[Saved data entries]
==========
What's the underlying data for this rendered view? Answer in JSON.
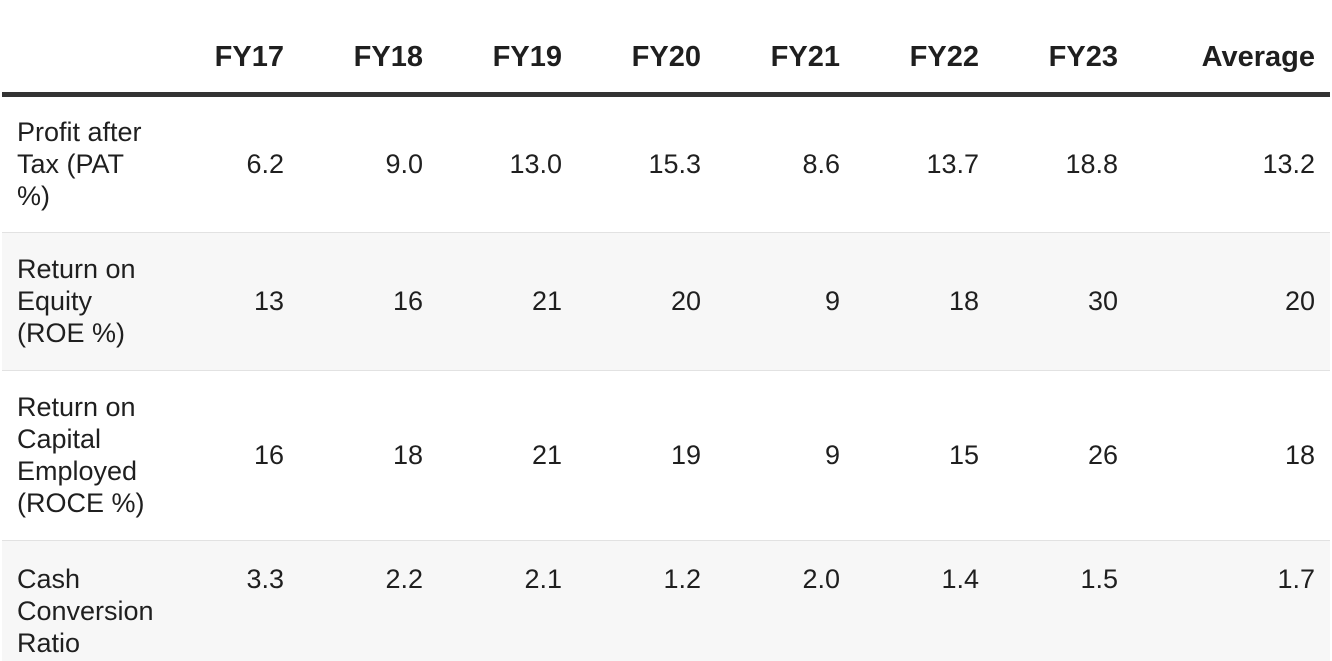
{
  "table": {
    "columns": [
      "",
      "FY17",
      "FY18",
      "FY19",
      "FY20",
      "FY21",
      "FY22",
      "FY23",
      "Average"
    ],
    "rows": [
      {
        "label": "Profit after Tax (PAT %)",
        "values": [
          "6.2",
          "9.0",
          "13.0",
          "15.3",
          "8.6",
          "13.7",
          "18.8",
          "13.2"
        ]
      },
      {
        "label": "Return on Equity (ROE %)",
        "values": [
          "13",
          "16",
          "21",
          "20",
          "9",
          "18",
          "30",
          "20"
        ]
      },
      {
        "label": "Return on Capital Employed (ROCE %)",
        "values": [
          "16",
          "18",
          "21",
          "19",
          "9",
          "15",
          "26",
          "18"
        ]
      },
      {
        "label": "Cash Conversion Ratio",
        "values": [
          "3.3",
          "2.2",
          "2.1",
          "1.2",
          "2.0",
          "1.4",
          "1.5",
          "1.7"
        ]
      }
    ]
  }
}
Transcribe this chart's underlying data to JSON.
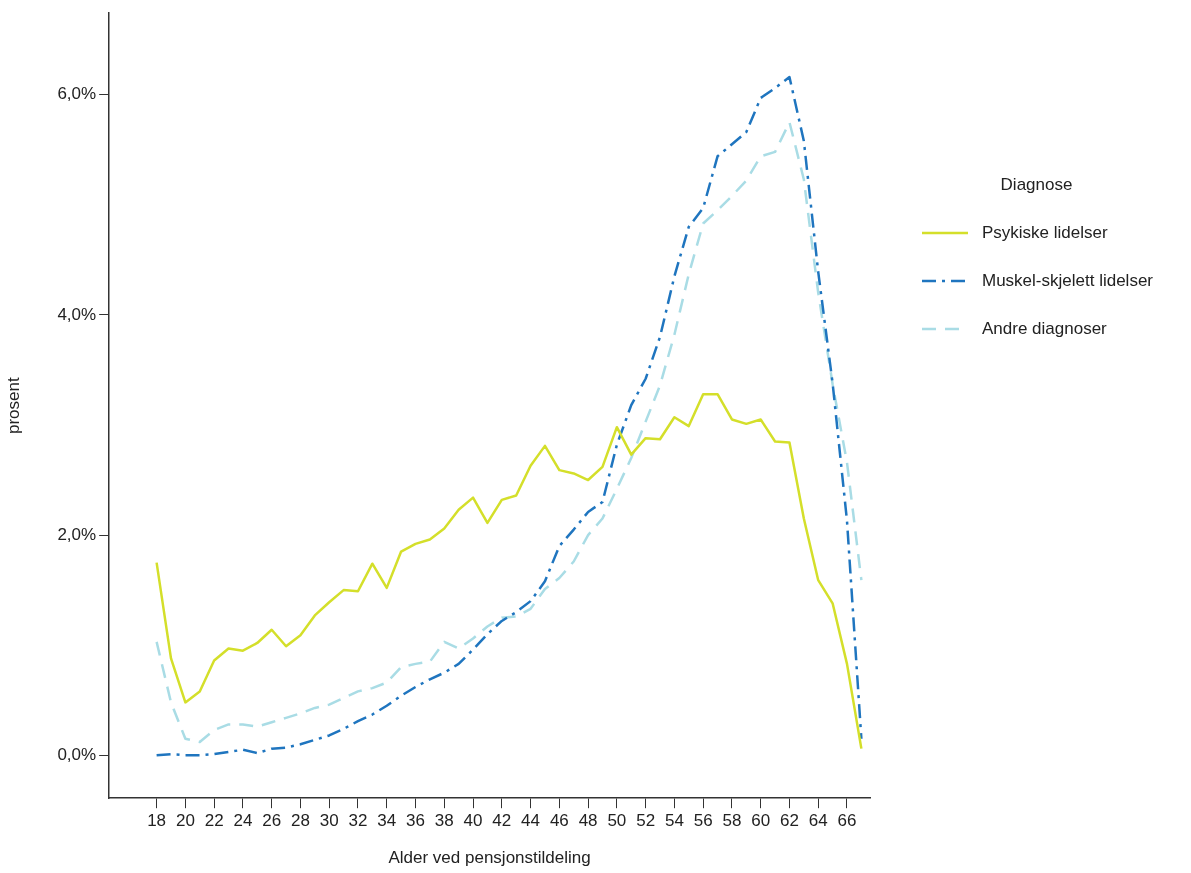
{
  "chart_data": {
    "type": "line",
    "xlabel": "Alder ved pensjonstildeling",
    "ylabel": "prosent",
    "legend_title": "Diagnose",
    "legend": "right",
    "grid": false,
    "marker": "none",
    "x": [
      18,
      19,
      20,
      21,
      22,
      23,
      24,
      25,
      26,
      27,
      28,
      29,
      30,
      31,
      32,
      33,
      34,
      35,
      36,
      37,
      38,
      39,
      40,
      41,
      42,
      43,
      44,
      45,
      46,
      47,
      48,
      49,
      50,
      51,
      52,
      53,
      54,
      55,
      56,
      57,
      58,
      59,
      60,
      61,
      62,
      63,
      64,
      65,
      66,
      67
    ],
    "xlim": [
      14.7,
      67.6
    ],
    "xticks": [
      18,
      20,
      22,
      24,
      26,
      28,
      30,
      32,
      34,
      36,
      38,
      40,
      42,
      44,
      46,
      48,
      50,
      52,
      54,
      56,
      58,
      60,
      62,
      64,
      66
    ],
    "ylim": [
      -0.39,
      6.74
    ],
    "yticks": [
      {
        "value": 0,
        "label": "0,0%"
      },
      {
        "value": 2,
        "label": "2,0%"
      },
      {
        "value": 4,
        "label": "4,0%"
      },
      {
        "value": 6,
        "label": "6,0%"
      }
    ],
    "series": [
      {
        "name": "Psykiske lidelser",
        "color": "#d4df2a",
        "line_style": "solid",
        "values": [
          1.75,
          0.88,
          0.48,
          0.58,
          0.86,
          0.97,
          0.95,
          1.02,
          1.14,
          0.99,
          1.09,
          1.27,
          1.39,
          1.5,
          1.49,
          1.74,
          1.52,
          1.85,
          1.92,
          1.96,
          2.06,
          2.23,
          2.34,
          2.11,
          2.32,
          2.36,
          2.63,
          2.81,
          2.59,
          2.56,
          2.5,
          2.62,
          2.98,
          2.73,
          2.88,
          2.87,
          3.07,
          2.99,
          3.28,
          3.28,
          3.05,
          3.01,
          3.05,
          2.85,
          2.84,
          2.15,
          1.59,
          1.38,
          0.83,
          0.06
        ]
      },
      {
        "name": "Muskel-skjelett lidelser",
        "color": "#1f75bf",
        "line_style": "dashdot",
        "values": [
          0,
          0.01,
          0,
          0,
          0.01,
          0.03,
          0.05,
          0.02,
          0.06,
          0.07,
          0.1,
          0.14,
          0.18,
          0.24,
          0.31,
          0.37,
          0.45,
          0.54,
          0.62,
          0.69,
          0.75,
          0.83,
          0.96,
          1.1,
          1.22,
          1.3,
          1.4,
          1.58,
          1.9,
          2.05,
          2.21,
          2.3,
          2.82,
          3.18,
          3.42,
          3.8,
          4.35,
          4.8,
          4.97,
          5.44,
          5.55,
          5.66,
          5.97,
          6.06,
          6.16,
          5.58,
          4.39,
          3.38,
          2.13,
          0.15
        ]
      },
      {
        "name": "Andre diagnoser",
        "color": "#a9dce5",
        "line_style": "dashed",
        "values": [
          1.03,
          0.48,
          0.15,
          0.12,
          0.23,
          0.28,
          0.28,
          0.26,
          0.3,
          0.34,
          0.38,
          0.43,
          0.46,
          0.52,
          0.58,
          0.61,
          0.66,
          0.8,
          0.83,
          0.85,
          1.03,
          0.97,
          1.06,
          1.17,
          1.25,
          1.26,
          1.33,
          1.51,
          1.61,
          1.76,
          2,
          2.15,
          2.42,
          2.7,
          3.03,
          3.36,
          3.82,
          4.37,
          4.83,
          4.95,
          5.08,
          5.22,
          5.44,
          5.48,
          5.75,
          5.23,
          4.2,
          3.37,
          2.66,
          1.59
        ]
      }
    ]
  }
}
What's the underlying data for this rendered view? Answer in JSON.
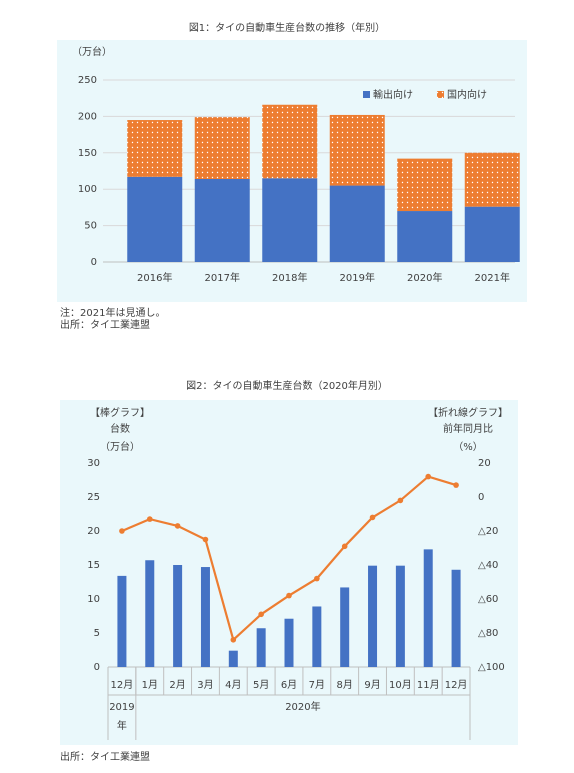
{
  "chart_data": [
    {
      "type": "bar",
      "stacked": true,
      "title": "図1：タイの自動車生産台数の推移（年別）",
      "y_label": "（万台）",
      "categories": [
        "2016年",
        "2017年",
        "2018年",
        "2019年",
        "2020年",
        "2021年"
      ],
      "series": [
        {
          "name": "輸出向け",
          "color": "#4472c4",
          "values": [
            117,
            114,
            115,
            105,
            70,
            76
          ]
        },
        {
          "name": "国内向け",
          "color": "#ed7d31",
          "pattern": "dots",
          "values": [
            78,
            85,
            101,
            97,
            72,
            74
          ]
        }
      ],
      "ylim": [
        0,
        250
      ],
      "yticks": [
        0,
        50,
        100,
        150,
        200,
        250
      ],
      "grid": true,
      "legend": "top-right",
      "notes": [
        "注：2021年は見通し。",
        "出所：タイ工業連盟"
      ]
    },
    {
      "type": "bar",
      "title": "図2：タイの自動車生産台数（2020年月別）",
      "y_label": [
        "【棒グラフ】",
        "台数",
        "（万台）"
      ],
      "y2_label": [
        "【折れ線グラフ】",
        "前年同月比",
        "（%）"
      ],
      "categories": [
        "12月",
        "1月",
        "2月",
        "3月",
        "4月",
        "5月",
        "6月",
        "7月",
        "8月",
        "9月",
        "10月",
        "11月",
        "12月"
      ],
      "x_groups": [
        "2019年",
        "2020年",
        "2020年",
        "2020年",
        "2020年",
        "2020年",
        "2020年",
        "2020年",
        "2020年",
        "2020年",
        "2020年",
        "2020年",
        "2020年"
      ],
      "series": [
        {
          "type": "bar",
          "color": "#4472c4",
          "values": [
            13.4,
            15.7,
            15.0,
            14.7,
            2.4,
            5.7,
            7.1,
            8.9,
            11.7,
            14.9,
            14.9,
            17.3,
            14.3
          ]
        },
        {
          "type": "line",
          "axis": "y2",
          "color": "#ed7d31",
          "values": [
            -20,
            -13,
            -17,
            -25,
            -84,
            -69,
            -58,
            -48,
            -29,
            -12,
            -2,
            12,
            7
          ]
        }
      ],
      "ylim": [
        0,
        30
      ],
      "yticks": [
        0,
        5,
        10,
        15,
        20,
        25,
        30
      ],
      "y2lim": [
        -100,
        20
      ],
      "y2ticks": [
        {
          "value": -100,
          "label": "△100"
        },
        {
          "value": -80,
          "label": "△80"
        },
        {
          "value": -60,
          "label": "△60"
        },
        {
          "value": -40,
          "label": "△40"
        },
        {
          "value": -20,
          "label": "△20"
        },
        0,
        20
      ],
      "source": "出所：タイ工業連盟"
    }
  ]
}
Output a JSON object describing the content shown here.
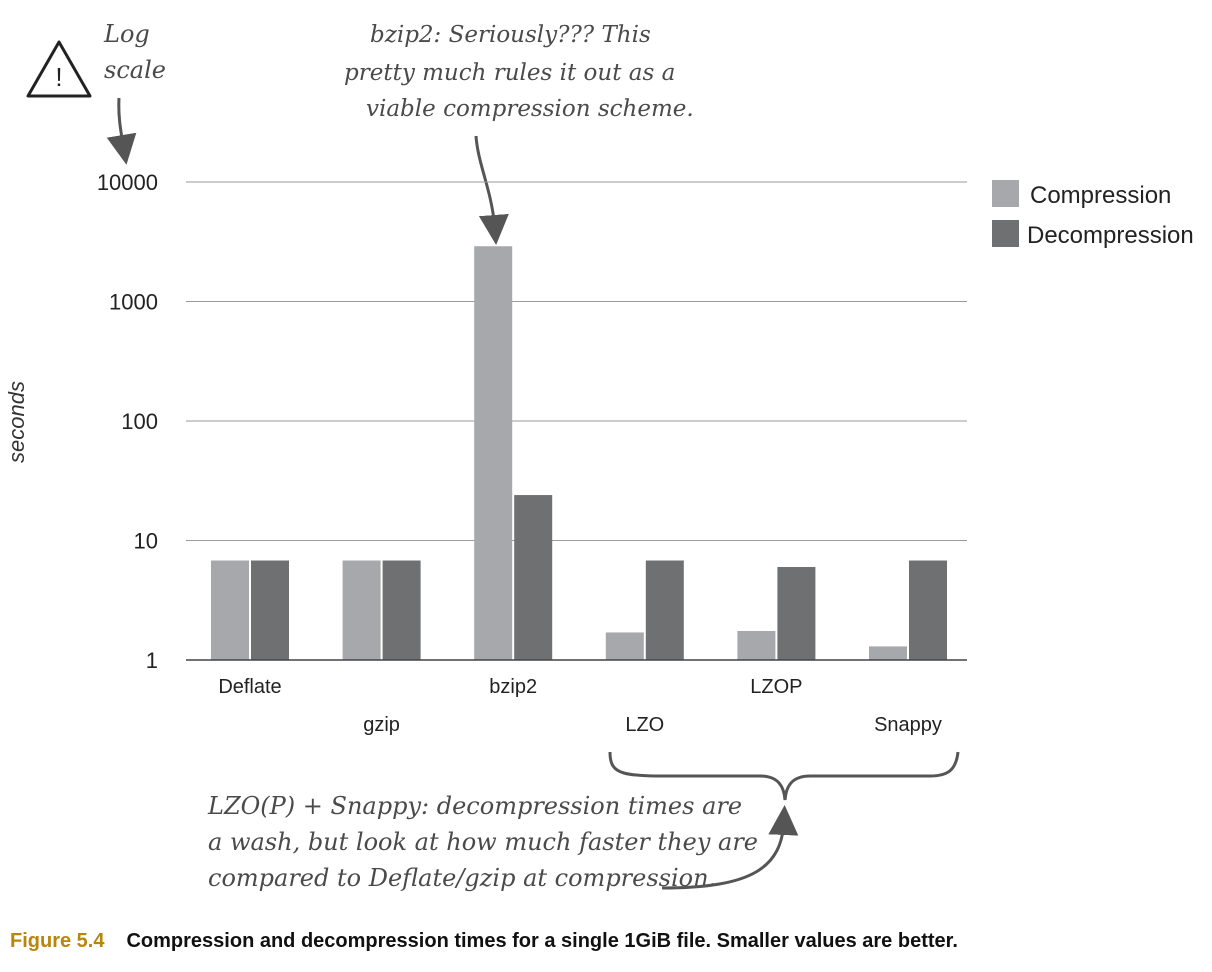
{
  "chart_data": {
    "type": "bar",
    "scale": "log",
    "ylabel": "seconds",
    "y_ticks": [
      "10000",
      "1000",
      "100",
      "10",
      "1"
    ],
    "ylim": [
      1,
      10000
    ],
    "grid": true,
    "legend_position": "top-right",
    "categories": [
      "Deflate",
      "gzip",
      "bzip2",
      "LZO",
      "LZOP",
      "Snappy"
    ],
    "series": [
      {
        "name": "Compression",
        "color": "#a7a8ab",
        "values": [
          6.8,
          6.8,
          2900,
          1.7,
          1.75,
          1.3
        ]
      },
      {
        "name": "Decompression",
        "color": "#6f7072",
        "values": [
          6.8,
          6.8,
          24,
          6.8,
          6.0,
          6.8
        ]
      }
    ],
    "annotations": {
      "log_scale": [
        "Log",
        "scale"
      ],
      "warning_symbol": "!",
      "bzip2_note": [
        "bzip2: Seriously??? This",
        "pretty much rules it out as a",
        "viable compression scheme."
      ],
      "lzo_note": [
        "LZO(P) + Snappy:  decompression times are",
        "a wash, but look at how much faster they are",
        "compared to Deflate/gzip at compression."
      ]
    }
  },
  "caption": {
    "label": "Figure 5.4",
    "text": "Compression and decompression times for a single 1GiB file. Smaller values are better."
  }
}
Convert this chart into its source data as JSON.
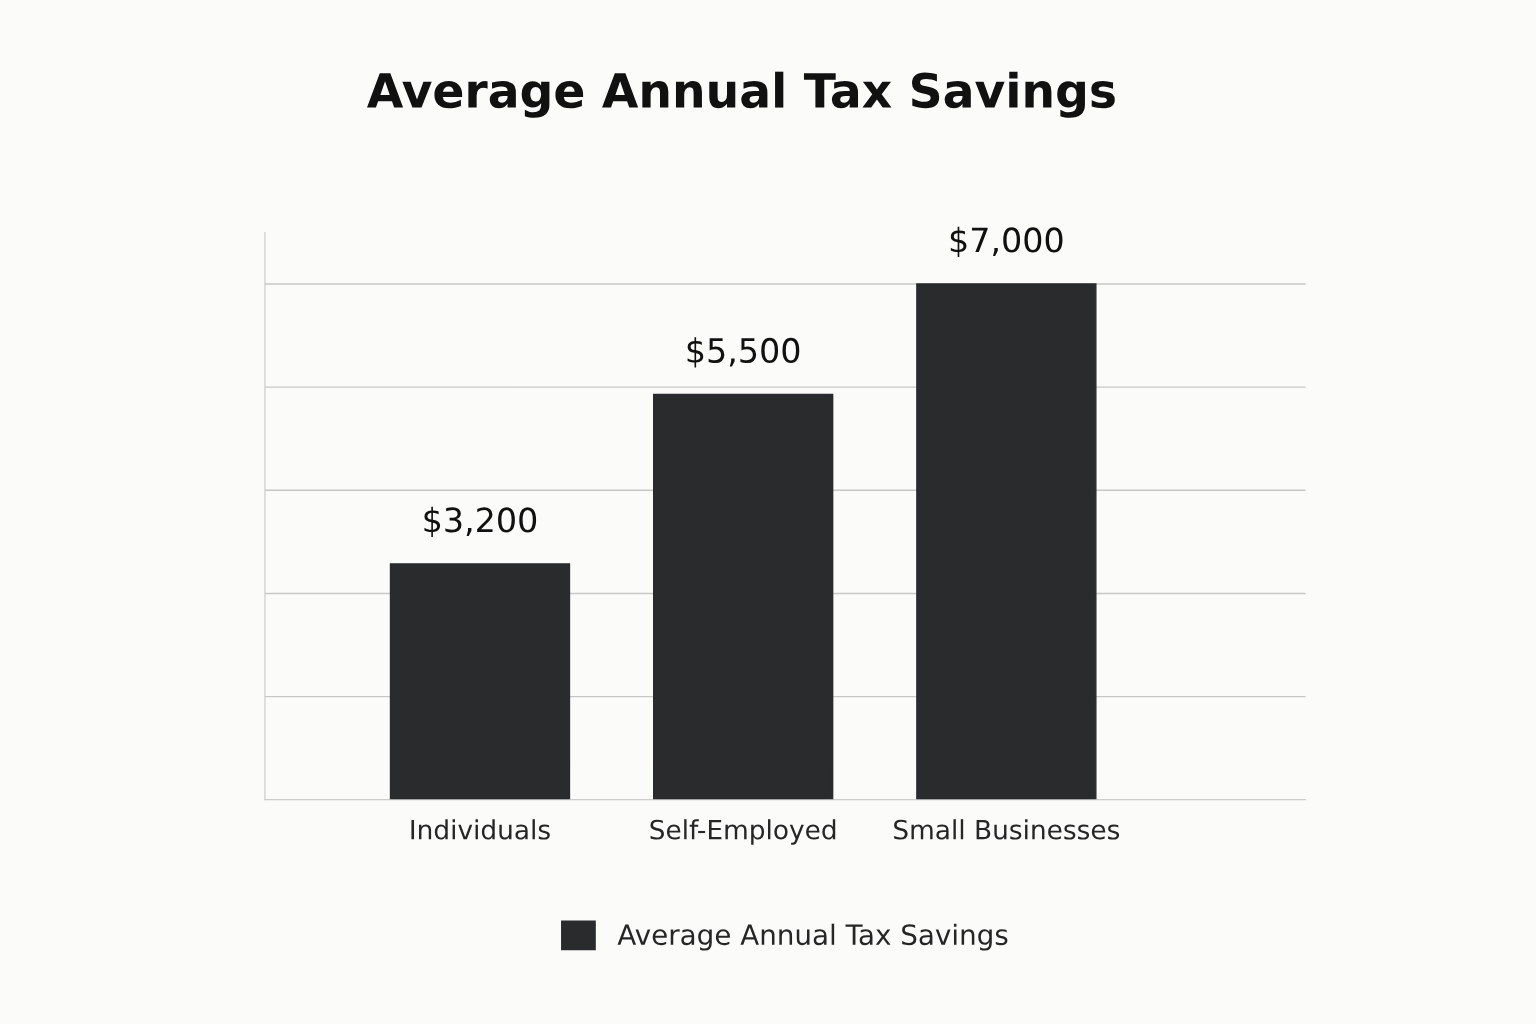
==========
Problem details
Take every line above carrying "gzip" and return it.

Answer for this exercise
      "gzip",
        "compared to Deflate/gzip at compression."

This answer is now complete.